[JOB]
Please copy the items below word for word, from the line with "keyword-picker-icon[interactable] [338,207,356,223]" up to and including the line with "table-row: KTE-Sky KTO-Engle [393,127,646,150]".
-- start of DATA SECTION --
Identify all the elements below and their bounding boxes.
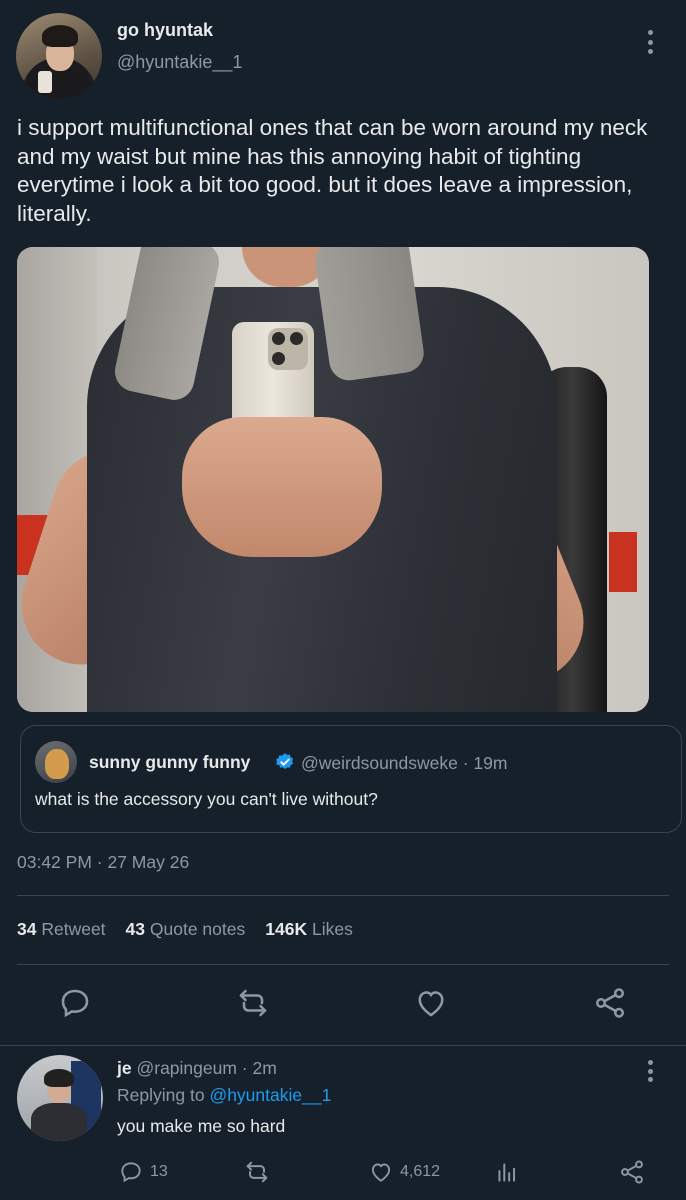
quote-stat[interactable]: 43 Quote notes	[126, 919, 246, 940]
author-avatar[interactable]	[16, 13, 102, 99]
reply-reply-button[interactable]: 13	[118, 1158, 168, 1186]
tweet-text: i support multifunctional ones that can …	[17, 115, 648, 226]
retweet-stat[interactable]: 34 Retweet	[17, 919, 106, 940]
analytics-icon	[498, 1163, 516, 1182]
like-icon	[371, 1163, 391, 1182]
replying-to-line: Replying to @hyuntakie__1	[117, 1085, 332, 1105]
divider	[0, 1045, 686, 1046]
more-options-icon[interactable]	[640, 30, 660, 54]
retweet-icon	[246, 1161, 268, 1183]
reply-icon	[121, 1162, 141, 1183]
verified-icon	[276, 753, 293, 770]
divider	[17, 964, 669, 965]
likes-stat[interactable]: 146K Likes	[265, 919, 353, 940]
reply-retweet-button[interactable]	[243, 1158, 271, 1186]
quoted-author-name: sunny gunny funny	[89, 752, 251, 772]
divider	[17, 895, 669, 896]
quoted-author-avatar[interactable]	[35, 741, 77, 783]
quoted-tweet-text: what is the accessory you can't live wit…	[35, 789, 378, 809]
retweet-icon[interactable]	[235, 985, 271, 1021]
author-handle[interactable]: @hyuntakie__1	[117, 52, 242, 73]
reply-share-button[interactable]	[618, 1158, 646, 1186]
engagement-stats: 34 Retweet 43 Quote notes 146K Likes	[17, 919, 353, 940]
reply-analytics-button[interactable]	[494, 1158, 520, 1186]
tweet-timestamp[interactable]: 03:42 PM · 27 May 26	[17, 852, 189, 873]
replying-to-link[interactable]: @hyuntakie__1	[209, 1085, 331, 1105]
reply-icon[interactable]	[57, 985, 93, 1021]
reply-count: 13	[150, 1163, 168, 1180]
quoted-author-handle: @weirdsoundsweke · 19m	[301, 753, 508, 773]
like-icon[interactable]	[413, 985, 449, 1021]
quoted-tweet-card[interactable]: sunny gunny funny @weirdsoundsweke · 19m…	[20, 725, 682, 833]
share-icon[interactable]	[592, 985, 628, 1021]
reply-like-button[interactable]: 4,612	[368, 1158, 440, 1186]
reply-author-handle: @rapingeum · 2m	[136, 1058, 277, 1078]
reply-text: you make me so hard	[117, 1116, 286, 1136]
tweet-photo[interactable]	[17, 247, 649, 712]
reply-more-options-icon[interactable]	[640, 1060, 660, 1082]
like-count: 4,612	[400, 1163, 441, 1180]
reply-author[interactable]: je @rapingeum · 2m	[117, 1058, 277, 1079]
author-display-name[interactable]: go hyuntak	[117, 20, 213, 41]
share-icon	[621, 1160, 643, 1184]
reply-author-name[interactable]: je	[117, 1058, 132, 1078]
reply-author-avatar[interactable]	[17, 1055, 103, 1141]
tweet-detail-page: go hyuntak @hyuntakie__1 i support multi…	[0, 0, 686, 1200]
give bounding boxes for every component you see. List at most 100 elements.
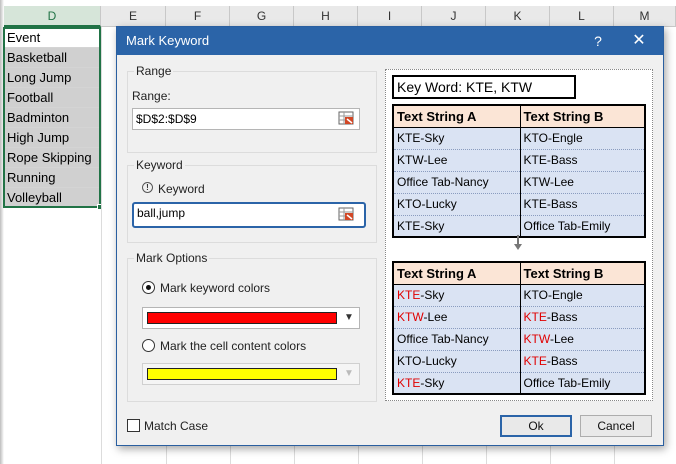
keyword-picker-icon[interactable] [338,207,356,223]
highlighted-keyword: KTE [397,288,421,302]
cell-text: Office Tab-Nancy [397,332,489,346]
after-table: Text String A Text String B KTE-Sky KTO-E… [392,261,646,395]
mark-cell-content-radio[interactable] [142,339,155,352]
before-header-a: Text String A [392,104,521,128]
before-table: Text String A Text String B KTE-Sky KTO-E… [392,104,646,238]
cell[interactable]: Volleyball [4,188,100,208]
table-row: KTO-Lucky KTE-Bass [393,350,646,373]
range-value: $D$2:$D$9 [136,112,197,126]
table-row: KTE-Sky KTO-Engle [393,127,646,150]
table-cell: Office Tab-Nancy [393,171,521,194]
before-header-b: Text String B [519,104,646,128]
cell-color-dropdown[interactable]: ▼ [142,363,360,385]
range-group: Range Range: $D$2:$D$9 [127,64,377,153]
column-header[interactable]: E [101,6,166,27]
keyword-group-title: Keyword [134,158,185,172]
cell-text: KTO-Engle [523,288,583,302]
ok-button[interactable]: Ok [500,415,572,437]
cell-text: -Bass [546,310,578,324]
table-cell: KTO-Lucky [393,193,521,216]
help-button[interactable]: ? [587,30,609,52]
range-picker-icon[interactable] [338,111,356,127]
cell[interactable]: High Jump [4,128,100,148]
range-group-title: Range [134,64,174,78]
table-cell: KTE-Sky [393,127,521,150]
keyword-color-swatch [147,312,337,324]
cell[interactable]: Event [4,28,100,48]
table-cell: KTE-Bass [520,149,646,172]
column-header[interactable]: D [4,6,101,27]
range-label: Range: [132,89,171,103]
column-header[interactable]: J [422,6,486,27]
highlighted-keyword: KTE [397,375,421,390]
table-cell: KTE-Bass [520,306,646,329]
dialog-title: Mark Keyword [126,33,210,48]
mark-keyword-colors-label: Mark keyword colors [160,281,271,295]
mark-keyword-colors-radio[interactable] [142,281,155,294]
cell-text: -Lee [549,332,574,346]
table-row: KTE-Sky KTO-Engle [393,284,646,307]
table-cell: KTE-Sky [393,215,521,238]
after-header-a: Text String A [392,261,521,285]
column-header[interactable]: F [166,6,230,27]
table-row: Office Tab-Nancy KTW-Lee [393,171,646,194]
table-cell: Office Tab-Emily [520,372,646,395]
table-cell: KTE-Sky [393,284,521,307]
table-cell: KTO-Engle [520,127,646,150]
title-bar[interactable]: Mark Keyword ? ✕ [117,27,663,55]
cell-text: -Lee [423,310,448,324]
table-row: KTW-Lee KTE-Bass [393,306,646,329]
cell[interactable]: Rope Skipping [4,148,100,168]
cell[interactable]: Basketball [4,48,100,68]
keyword-value: ball,jump [137,206,186,220]
column-header[interactable]: I [358,6,422,27]
chevron-down-icon: ▼ [344,368,354,379]
mark-cell-content-label: Mark the cell content colors [160,339,307,353]
cell-text: -Bass [546,354,578,368]
info-icon: ! [142,182,153,193]
cell-text: KTO-Lucky [397,354,457,368]
table-row: KTW-Lee KTE-Bass [393,149,646,172]
match-case-checkbox[interactable] [127,419,140,432]
highlighted-keyword: KTW [523,332,550,346]
table-cell: KTO-Engle [520,284,646,307]
table-row: KTO-Lucky KTE-Bass [393,193,646,216]
cell[interactable]: Badminton [4,108,100,128]
table-row: KTE-Sky Office Tab-Emily [393,215,646,238]
column-header[interactable]: K [486,6,550,27]
column-header[interactable]: H [294,6,358,27]
keyword-caption: Key Word: KTE, KTW [392,75,576,99]
table-cell: Office Tab-Emily [520,215,646,238]
cell-text: -Sky [420,375,445,390]
cell[interactable]: Football [4,88,100,108]
cell[interactable]: Long Jump [4,68,100,88]
grid-line [101,27,102,464]
cell-text: -Sky [420,288,445,302]
table-row: KTE-Sky Office Tab-Emily [393,372,646,395]
cell[interactable]: Running [4,168,100,188]
table-cell: KTW-Lee [520,328,646,351]
table-cell: Office Tab-Nancy [393,328,521,351]
range-input[interactable]: $D$2:$D$9 [132,108,360,130]
column-header[interactable]: M [614,6,676,27]
mark-options-title: Mark Options [134,251,210,265]
chevron-down-icon: ▼ [344,312,354,323]
highlighted-keyword: KTW [397,310,424,324]
highlighted-keyword: KTE [523,354,547,368]
after-table-body: KTE-Sky KTO-Engle KTW-Lee KTE-Bass Office Ta… [393,284,646,395]
arrow-down-icon [514,244,522,250]
mark-options-group: Mark Options Mark keyword colors ▼ Mark … [127,251,377,402]
fill-handle[interactable] [97,204,103,210]
column-header[interactable]: L [550,6,614,27]
keyword-input[interactable]: ball,jump [132,202,366,228]
close-button[interactable]: ✕ [627,30,651,52]
cell-text: Office Tab-Emily [523,375,611,390]
table-cell: KTW-Lee [520,171,646,194]
cancel-button[interactable]: Cancel [580,415,652,437]
table-cell: KTW-Lee [393,306,521,329]
cell-color-swatch [147,368,337,380]
keyword-color-dropdown[interactable]: ▼ [142,307,360,329]
column-header[interactable]: G [230,6,294,27]
before-table-body: KTE-Sky KTO-Engle KTW-Lee KTE-Bass Office Ta… [393,127,646,238]
match-case-label: Match Case [144,419,209,433]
-- end of DATA SECTION --
[THE OUTPUT]
keyword-picker-icon[interactable] [338,207,356,223]
highlighted-keyword: KTE [397,288,421,302]
cell-text: Office Tab-Nancy [397,332,489,346]
after-table: Text String A Text String B KTE-Sky KTO-E… [392,261,646,395]
mark-cell-content-radio[interactable] [142,339,155,352]
before-header-a: Text String A [392,104,521,128]
before-table: Text String A Text String B KTE-Sky KTO-E… [392,104,646,238]
cell[interactable]: Volleyball [4,188,100,208]
table-row: KTO-Lucky KTE-Bass [393,350,646,373]
range-value: $D$2:$D$9 [136,112,197,126]
table-row: KTE-Sky KTO-Engle [393,127,646,150]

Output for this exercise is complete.